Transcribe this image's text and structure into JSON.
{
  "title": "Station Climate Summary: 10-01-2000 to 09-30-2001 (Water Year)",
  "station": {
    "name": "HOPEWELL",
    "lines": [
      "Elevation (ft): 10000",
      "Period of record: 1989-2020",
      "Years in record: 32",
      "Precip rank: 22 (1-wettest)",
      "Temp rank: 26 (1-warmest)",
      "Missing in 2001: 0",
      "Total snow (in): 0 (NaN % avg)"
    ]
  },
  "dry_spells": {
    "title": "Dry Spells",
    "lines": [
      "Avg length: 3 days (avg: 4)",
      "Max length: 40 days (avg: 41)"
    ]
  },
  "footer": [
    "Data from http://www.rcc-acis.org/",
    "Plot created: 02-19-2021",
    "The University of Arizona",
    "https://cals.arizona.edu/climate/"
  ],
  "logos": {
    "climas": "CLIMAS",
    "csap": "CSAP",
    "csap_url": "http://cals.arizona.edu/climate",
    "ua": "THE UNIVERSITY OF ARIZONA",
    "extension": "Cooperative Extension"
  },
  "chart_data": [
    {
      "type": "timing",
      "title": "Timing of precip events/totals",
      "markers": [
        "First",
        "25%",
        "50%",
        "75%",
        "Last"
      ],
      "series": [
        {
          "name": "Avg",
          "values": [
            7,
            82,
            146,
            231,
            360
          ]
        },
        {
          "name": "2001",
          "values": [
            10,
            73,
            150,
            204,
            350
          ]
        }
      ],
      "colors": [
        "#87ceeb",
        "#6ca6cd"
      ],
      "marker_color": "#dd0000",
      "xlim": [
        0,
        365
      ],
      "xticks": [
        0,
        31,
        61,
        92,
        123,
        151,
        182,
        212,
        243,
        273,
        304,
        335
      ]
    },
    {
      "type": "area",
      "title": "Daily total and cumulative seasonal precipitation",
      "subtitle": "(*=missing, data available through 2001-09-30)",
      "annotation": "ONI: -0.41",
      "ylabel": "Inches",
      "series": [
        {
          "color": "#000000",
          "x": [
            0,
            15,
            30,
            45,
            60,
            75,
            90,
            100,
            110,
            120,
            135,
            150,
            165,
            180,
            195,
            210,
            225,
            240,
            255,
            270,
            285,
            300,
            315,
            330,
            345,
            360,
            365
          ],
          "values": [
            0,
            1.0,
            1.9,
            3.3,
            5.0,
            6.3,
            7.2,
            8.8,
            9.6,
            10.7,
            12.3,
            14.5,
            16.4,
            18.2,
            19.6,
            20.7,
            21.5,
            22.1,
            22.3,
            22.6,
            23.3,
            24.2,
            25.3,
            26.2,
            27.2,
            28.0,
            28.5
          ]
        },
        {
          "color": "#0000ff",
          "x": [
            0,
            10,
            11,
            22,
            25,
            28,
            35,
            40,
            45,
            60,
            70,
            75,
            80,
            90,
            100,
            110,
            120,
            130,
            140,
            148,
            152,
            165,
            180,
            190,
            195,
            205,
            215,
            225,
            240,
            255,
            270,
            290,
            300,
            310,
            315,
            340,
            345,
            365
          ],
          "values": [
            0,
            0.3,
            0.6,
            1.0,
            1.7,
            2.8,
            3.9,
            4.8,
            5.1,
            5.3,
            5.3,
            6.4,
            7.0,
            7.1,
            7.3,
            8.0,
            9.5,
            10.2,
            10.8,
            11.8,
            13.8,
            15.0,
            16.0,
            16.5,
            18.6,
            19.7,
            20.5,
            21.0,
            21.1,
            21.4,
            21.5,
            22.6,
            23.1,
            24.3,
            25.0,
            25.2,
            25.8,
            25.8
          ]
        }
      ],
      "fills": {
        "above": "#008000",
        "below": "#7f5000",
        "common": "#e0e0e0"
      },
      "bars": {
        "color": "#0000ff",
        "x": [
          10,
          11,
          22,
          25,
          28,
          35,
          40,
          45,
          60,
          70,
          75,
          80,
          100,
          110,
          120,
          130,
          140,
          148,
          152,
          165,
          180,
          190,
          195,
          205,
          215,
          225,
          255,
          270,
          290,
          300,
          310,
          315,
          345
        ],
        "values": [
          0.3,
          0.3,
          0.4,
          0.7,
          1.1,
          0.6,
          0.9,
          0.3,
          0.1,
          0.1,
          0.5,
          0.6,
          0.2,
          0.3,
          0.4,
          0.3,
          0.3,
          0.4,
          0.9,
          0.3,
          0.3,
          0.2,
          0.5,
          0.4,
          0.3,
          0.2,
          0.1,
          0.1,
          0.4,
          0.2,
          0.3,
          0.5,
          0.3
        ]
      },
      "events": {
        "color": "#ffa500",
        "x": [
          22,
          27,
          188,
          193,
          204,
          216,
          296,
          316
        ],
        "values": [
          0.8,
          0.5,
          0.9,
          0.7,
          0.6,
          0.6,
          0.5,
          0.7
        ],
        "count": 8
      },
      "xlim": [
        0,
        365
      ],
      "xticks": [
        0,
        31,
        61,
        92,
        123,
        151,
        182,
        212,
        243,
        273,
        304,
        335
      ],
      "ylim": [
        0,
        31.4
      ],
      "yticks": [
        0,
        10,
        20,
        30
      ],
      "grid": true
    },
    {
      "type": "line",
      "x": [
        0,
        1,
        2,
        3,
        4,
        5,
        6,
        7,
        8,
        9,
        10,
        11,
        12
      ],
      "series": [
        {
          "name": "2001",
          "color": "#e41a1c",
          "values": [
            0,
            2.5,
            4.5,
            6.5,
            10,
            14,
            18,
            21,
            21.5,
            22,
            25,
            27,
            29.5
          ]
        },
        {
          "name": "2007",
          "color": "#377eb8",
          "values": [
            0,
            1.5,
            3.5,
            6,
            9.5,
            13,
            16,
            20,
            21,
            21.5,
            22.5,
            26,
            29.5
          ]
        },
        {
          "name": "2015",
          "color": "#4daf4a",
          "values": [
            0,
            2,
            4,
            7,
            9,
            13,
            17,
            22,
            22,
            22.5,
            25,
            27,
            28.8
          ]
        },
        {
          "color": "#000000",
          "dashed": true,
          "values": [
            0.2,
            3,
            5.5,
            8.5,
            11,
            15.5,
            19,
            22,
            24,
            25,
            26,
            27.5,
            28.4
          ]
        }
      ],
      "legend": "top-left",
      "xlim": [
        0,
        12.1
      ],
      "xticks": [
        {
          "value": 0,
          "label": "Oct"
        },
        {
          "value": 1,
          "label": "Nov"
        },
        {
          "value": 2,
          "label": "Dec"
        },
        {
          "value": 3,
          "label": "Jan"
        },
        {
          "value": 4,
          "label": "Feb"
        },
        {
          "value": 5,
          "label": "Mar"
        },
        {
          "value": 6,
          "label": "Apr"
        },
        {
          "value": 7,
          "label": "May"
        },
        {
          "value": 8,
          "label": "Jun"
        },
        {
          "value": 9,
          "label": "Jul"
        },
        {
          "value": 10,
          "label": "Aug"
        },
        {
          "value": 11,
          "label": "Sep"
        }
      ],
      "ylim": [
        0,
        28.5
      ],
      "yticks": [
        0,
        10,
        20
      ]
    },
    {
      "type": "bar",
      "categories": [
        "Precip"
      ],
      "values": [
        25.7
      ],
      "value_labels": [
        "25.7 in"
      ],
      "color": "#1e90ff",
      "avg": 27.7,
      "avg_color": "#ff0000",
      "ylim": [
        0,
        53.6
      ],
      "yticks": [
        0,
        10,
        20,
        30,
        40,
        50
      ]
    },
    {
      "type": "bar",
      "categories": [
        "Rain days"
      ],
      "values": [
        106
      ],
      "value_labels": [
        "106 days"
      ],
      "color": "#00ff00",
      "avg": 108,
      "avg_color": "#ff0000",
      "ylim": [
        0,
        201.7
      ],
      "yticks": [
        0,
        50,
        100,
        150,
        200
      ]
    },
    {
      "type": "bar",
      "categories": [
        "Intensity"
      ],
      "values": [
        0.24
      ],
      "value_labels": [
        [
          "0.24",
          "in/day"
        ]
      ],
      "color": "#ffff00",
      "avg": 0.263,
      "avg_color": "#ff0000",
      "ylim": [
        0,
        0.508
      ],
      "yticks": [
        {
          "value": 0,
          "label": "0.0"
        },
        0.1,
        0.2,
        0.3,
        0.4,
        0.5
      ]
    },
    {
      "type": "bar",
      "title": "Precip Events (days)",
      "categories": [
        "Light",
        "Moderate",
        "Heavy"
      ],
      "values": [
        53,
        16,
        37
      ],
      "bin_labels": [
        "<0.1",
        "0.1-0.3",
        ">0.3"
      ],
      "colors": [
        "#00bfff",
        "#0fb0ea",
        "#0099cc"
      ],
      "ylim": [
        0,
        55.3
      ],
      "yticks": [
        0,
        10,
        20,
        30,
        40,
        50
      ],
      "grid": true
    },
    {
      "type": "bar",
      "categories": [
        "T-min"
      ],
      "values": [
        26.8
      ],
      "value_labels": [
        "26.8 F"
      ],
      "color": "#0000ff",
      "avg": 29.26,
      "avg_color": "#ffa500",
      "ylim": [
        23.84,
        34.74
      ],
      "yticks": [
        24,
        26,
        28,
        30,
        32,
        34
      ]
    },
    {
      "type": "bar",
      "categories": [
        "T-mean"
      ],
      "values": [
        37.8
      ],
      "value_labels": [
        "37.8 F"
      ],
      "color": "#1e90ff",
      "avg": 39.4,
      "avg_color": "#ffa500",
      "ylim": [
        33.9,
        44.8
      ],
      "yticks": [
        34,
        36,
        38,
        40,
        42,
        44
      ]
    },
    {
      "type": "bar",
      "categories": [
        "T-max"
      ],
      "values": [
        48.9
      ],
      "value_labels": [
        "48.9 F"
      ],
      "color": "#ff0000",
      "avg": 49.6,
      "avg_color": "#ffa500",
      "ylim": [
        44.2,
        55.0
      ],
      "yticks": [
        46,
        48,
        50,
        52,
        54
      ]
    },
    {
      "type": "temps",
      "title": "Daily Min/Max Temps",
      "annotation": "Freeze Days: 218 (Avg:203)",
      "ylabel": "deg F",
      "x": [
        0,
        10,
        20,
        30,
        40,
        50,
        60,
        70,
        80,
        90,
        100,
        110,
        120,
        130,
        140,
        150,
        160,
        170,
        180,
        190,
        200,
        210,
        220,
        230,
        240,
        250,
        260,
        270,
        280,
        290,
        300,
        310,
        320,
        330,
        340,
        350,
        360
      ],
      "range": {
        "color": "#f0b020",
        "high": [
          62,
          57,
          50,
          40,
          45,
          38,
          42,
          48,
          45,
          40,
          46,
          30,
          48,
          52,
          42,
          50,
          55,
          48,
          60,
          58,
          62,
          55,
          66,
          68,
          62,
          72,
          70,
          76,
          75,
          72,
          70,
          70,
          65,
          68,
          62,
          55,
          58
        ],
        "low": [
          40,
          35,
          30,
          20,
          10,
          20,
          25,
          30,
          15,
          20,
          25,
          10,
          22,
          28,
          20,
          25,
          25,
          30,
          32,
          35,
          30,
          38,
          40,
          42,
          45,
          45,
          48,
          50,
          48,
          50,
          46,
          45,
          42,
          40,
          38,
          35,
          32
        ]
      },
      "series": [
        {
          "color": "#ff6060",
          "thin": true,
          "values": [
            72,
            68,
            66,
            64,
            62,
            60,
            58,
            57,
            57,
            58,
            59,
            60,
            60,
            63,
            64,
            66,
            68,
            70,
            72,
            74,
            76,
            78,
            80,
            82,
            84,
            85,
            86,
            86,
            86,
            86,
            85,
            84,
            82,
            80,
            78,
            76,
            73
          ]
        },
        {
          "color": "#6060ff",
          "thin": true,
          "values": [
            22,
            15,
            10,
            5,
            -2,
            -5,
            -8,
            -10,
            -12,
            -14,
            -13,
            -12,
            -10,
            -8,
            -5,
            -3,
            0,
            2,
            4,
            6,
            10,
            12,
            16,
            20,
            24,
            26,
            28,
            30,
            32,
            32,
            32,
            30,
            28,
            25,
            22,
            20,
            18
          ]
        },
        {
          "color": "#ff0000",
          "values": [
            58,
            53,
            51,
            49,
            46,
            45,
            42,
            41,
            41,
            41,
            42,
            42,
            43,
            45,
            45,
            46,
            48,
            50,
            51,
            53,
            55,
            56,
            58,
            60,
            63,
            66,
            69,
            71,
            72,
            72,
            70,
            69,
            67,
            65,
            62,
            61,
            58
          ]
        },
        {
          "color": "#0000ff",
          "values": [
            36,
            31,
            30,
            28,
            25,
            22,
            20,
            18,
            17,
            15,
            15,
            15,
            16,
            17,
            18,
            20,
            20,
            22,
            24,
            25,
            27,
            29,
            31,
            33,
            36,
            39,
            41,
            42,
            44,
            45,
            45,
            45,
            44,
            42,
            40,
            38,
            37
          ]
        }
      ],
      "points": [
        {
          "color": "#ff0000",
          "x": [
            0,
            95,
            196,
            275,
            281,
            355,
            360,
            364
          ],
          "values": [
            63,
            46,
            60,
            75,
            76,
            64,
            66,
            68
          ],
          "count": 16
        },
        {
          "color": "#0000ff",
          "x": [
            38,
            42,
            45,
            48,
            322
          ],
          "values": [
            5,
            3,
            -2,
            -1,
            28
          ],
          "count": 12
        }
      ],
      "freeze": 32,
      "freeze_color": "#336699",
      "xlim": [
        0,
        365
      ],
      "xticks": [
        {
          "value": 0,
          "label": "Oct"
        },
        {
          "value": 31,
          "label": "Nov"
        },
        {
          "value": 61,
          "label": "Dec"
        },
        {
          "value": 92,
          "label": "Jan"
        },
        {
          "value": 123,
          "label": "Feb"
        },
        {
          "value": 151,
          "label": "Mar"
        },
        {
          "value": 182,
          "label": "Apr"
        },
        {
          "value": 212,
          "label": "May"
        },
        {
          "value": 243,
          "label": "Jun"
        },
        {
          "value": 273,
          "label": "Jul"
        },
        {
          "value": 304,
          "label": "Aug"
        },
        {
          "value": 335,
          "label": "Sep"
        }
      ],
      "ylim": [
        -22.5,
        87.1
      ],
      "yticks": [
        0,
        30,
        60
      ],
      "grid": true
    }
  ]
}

--------------------------------------------------

→ **TASK DIRECTIONS**
Within the material above, find the lines that contain the word "cals"; copy them.

→ **COMPLETED EXERCISE**
    "https://cals.arizona.edu/climate/"
    "csap_url": "http://cals.arizona.edu/climate",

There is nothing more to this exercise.